### Extracted text
----------
Non-small Cell Lung Cancer Metastatic Clinical Trial
Official title:
Randomized Cross-over Study of Patient Preference for Oral or Intravenous Vinorelbine in the Treatment of Advanced NSCLC. A Phase IV Study.
Title: Randomized cross-over study of patient preference for oral or intravenous vinorelbine
in the treatment of advanced NSCLC. A phase IV study.
ShortTitle/ Acronym: VIVOS
Protocol Code :IRST162.05
Study Design: Randomized, open label cross-over study
Study Duration: Two years
Study Center(s): Multicenter study
Objectives:
Primary: Patient preference for oral or intravenous vinorelbine Secondary: Overall Response
Rate, Time to Progression, Toxicity, Survival, Subjective reasons for treatment choice.
Number of Subjects: 120
Diagnosis and Main Inclusion Criteria:
Patients affected by stage IIIB or stage IV NSCLC candidates to receive a first line
chemotherapy with vinorelbine due to age ≥ 70 and Eastern Cooperative Oncology Group (ECOG)
Performance status ≤2 or age ≤ 70 but ECOG PS ≥ 2
Study Product, Dose, Route, Regimen and duration of administration :
- Arm A: first cycle of IV vinorelbine (30 mg/m2) and second cycle of PO vinorelbine
(60mg/m2)
- Arm B: first cycle with PO vinorelbine (60mg/m2) followed by a second cycle of IV
vinorelbine (30mg/m2) In both arms vinorelbine will be given at day 1 and day 8 every 3
weeks. From the third cycle onwards patients will have to choose to receive oral or
intravenous vinorelbine. Vinorelbine capsules will be administered at the dosage of 60
mg/m2 for the first course and then may be increased to 80 mg/m² at physician's choice.
----------
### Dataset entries

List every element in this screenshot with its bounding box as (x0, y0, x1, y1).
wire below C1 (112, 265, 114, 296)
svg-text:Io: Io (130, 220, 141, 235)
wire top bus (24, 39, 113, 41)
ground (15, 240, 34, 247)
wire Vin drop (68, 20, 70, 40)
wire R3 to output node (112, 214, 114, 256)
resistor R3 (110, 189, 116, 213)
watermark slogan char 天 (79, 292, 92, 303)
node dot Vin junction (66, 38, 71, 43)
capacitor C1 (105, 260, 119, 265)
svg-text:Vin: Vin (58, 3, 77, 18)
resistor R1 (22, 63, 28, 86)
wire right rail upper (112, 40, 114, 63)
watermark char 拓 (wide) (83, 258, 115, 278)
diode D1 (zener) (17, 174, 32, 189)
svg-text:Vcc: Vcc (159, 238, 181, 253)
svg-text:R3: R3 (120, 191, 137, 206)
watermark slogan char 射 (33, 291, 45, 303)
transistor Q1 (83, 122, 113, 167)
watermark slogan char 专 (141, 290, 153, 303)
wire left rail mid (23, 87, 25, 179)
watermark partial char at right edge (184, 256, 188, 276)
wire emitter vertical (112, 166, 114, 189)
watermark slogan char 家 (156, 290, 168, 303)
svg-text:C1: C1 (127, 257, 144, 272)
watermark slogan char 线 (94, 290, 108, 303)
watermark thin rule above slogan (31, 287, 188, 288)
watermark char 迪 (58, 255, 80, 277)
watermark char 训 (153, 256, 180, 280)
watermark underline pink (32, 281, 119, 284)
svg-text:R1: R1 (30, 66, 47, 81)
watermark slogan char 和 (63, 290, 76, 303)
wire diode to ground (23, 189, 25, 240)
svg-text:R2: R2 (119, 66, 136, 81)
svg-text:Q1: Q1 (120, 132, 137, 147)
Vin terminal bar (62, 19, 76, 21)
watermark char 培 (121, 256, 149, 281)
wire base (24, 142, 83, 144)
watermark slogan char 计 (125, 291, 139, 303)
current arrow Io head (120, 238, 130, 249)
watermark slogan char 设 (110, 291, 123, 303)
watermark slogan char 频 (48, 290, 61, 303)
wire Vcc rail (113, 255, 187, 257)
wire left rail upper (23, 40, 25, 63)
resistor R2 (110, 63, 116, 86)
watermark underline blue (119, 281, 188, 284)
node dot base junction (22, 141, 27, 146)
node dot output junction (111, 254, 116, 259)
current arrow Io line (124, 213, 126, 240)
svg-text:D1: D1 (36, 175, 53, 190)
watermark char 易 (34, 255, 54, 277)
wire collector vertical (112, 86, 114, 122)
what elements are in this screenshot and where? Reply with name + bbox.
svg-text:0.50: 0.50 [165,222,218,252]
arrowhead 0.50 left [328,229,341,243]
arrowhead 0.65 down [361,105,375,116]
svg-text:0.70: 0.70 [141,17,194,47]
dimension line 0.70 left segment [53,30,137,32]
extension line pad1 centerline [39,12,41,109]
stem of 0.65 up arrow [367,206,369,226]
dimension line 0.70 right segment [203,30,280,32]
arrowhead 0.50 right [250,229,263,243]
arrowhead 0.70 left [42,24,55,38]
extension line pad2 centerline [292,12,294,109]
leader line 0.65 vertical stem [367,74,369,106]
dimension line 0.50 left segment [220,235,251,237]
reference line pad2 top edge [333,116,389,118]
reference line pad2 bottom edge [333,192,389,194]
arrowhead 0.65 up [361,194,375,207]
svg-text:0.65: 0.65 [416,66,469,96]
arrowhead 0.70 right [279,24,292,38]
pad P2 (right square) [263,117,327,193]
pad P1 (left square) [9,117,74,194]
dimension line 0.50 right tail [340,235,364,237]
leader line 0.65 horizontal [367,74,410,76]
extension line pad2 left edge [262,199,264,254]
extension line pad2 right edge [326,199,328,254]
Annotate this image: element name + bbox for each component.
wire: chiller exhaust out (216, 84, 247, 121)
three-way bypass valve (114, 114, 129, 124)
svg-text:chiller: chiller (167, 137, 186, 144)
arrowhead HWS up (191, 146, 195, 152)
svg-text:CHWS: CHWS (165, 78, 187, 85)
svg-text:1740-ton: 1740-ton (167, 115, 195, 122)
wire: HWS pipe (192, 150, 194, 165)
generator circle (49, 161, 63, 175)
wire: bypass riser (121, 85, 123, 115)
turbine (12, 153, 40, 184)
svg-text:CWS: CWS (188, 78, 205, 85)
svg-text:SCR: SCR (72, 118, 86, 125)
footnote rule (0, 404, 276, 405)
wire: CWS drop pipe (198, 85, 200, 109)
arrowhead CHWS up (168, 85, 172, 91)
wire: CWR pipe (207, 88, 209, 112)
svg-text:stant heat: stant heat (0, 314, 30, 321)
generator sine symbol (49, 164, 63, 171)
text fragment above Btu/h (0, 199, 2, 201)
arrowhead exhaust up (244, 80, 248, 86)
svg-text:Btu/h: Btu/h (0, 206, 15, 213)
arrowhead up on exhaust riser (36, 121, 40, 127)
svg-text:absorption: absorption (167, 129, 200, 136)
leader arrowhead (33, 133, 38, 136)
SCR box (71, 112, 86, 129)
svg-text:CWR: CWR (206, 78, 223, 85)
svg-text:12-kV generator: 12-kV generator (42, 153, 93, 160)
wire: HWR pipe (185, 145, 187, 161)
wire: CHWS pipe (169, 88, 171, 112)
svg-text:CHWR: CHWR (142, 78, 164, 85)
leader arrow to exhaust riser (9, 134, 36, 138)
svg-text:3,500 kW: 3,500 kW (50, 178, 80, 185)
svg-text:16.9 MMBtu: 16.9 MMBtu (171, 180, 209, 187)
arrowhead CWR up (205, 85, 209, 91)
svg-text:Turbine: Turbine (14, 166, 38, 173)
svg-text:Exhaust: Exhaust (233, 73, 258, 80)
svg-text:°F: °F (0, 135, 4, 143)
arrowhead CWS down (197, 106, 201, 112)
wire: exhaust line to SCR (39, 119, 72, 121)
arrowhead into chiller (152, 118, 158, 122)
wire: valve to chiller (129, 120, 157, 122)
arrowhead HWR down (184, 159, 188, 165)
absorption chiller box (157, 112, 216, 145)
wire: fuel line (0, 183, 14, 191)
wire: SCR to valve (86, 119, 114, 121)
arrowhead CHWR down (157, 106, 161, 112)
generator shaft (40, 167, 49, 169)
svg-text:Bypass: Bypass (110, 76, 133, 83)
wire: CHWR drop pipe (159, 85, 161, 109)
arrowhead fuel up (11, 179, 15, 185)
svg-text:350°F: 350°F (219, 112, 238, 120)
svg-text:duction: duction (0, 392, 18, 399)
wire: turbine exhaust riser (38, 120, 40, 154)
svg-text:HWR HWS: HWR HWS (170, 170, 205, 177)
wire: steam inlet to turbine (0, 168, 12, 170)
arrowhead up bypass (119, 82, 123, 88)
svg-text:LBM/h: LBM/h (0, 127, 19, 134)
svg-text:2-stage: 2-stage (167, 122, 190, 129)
----------
### Activity 1
Quote the part of the vinorelbine trial summary starting with "Non-small Cell Lung" and going on through "for treatment choice.".
### Activity 2
List the secondary objectives named in the vinorelbine trial summary.
### Activity 3
Proceed with the vinorelbine trial summary from the point where it stops.

### Exercise output 1
Non-small Cell Lung Cancer Metastatic Clinical Trial
Official title:
Randomized Cross-over Study of Patient Preference for Oral or Intravenous Vinorelbine in the Treatment of Advanced NSCLC. A Phase IV Study.
Title: Randomized cross-over study of patient preference for oral or intravenous vinorelbine
in the treatment of advanced NSCLC. A phase IV study.
ShortTitle/ Acronym: VIVOS
Protocol Code :IRST162.05
Study Design: Randomized, open label cross-over study
Study Duration: Two years
Study Center(s): Multicenter study
Objectives:
Primary: Patient preference for oral or intravenous vinorelbine Secondary: Overall Response
Rate, Time to Progression, Toxicity, Survival, Subjective reasons for treatment choice.

### Exercise output 2
Overall Response Rate, Time to Progression, Toxicity, Survival, Subjective reasons for treatment choice

### Exercise output 3
Treatment will be repeated every 21 days and continued until disease progression, intolerable
toxicity or patient refusal.
Reference therapy: Vinorelbine 30 mg/m2 intravenous day 1 and 8 every 21 days
Statistical Methodology: The sample size is calculated based on 75% of patients preferring
"oral" vinorelbine and 25% preferring "intravenous" vinorelbine. Therefore, the investigators
would compare patients preferring "oral" vinorelbine as 75% compared to a null hypothesis of
50% (no difference in proportion of patients preferring "oral" to "intravenous"). With 80%
power and a total alpha of 0.05, the estimated sample size is 60 for group (120 total).
During recruitment period, a formal interim analysis was planned when 60 patients (30 for
group) have been enrolled, with a p-value <0.0001. To claim statistical significance in the
final analysis, the overall p-value is still 5% (referred to Peto-Haybittle rule).